What the task requires:
Tally the lines that hold the word "recent" and reply with that figure only.

Dataset records
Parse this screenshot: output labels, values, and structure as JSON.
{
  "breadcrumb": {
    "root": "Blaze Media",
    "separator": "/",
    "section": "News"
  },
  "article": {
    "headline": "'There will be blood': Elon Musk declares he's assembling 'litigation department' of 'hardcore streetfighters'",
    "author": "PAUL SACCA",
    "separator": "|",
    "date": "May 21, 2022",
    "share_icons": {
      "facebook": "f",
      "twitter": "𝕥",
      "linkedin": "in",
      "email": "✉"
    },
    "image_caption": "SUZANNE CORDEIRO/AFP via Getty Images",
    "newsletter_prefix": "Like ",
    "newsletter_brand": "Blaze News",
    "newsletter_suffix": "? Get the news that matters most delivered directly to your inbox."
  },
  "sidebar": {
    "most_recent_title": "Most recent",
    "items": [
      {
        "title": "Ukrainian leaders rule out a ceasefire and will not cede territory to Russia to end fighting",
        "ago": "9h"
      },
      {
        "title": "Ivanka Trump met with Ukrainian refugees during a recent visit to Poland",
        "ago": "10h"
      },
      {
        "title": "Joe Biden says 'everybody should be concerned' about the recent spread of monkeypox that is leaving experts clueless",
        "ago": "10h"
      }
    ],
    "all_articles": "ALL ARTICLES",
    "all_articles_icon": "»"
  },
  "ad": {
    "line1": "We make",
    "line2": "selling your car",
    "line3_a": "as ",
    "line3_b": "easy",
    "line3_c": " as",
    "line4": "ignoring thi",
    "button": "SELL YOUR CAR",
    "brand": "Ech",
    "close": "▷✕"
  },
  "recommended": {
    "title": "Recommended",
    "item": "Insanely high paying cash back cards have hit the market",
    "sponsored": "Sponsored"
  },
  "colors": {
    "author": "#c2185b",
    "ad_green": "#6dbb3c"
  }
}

Result of this task:
3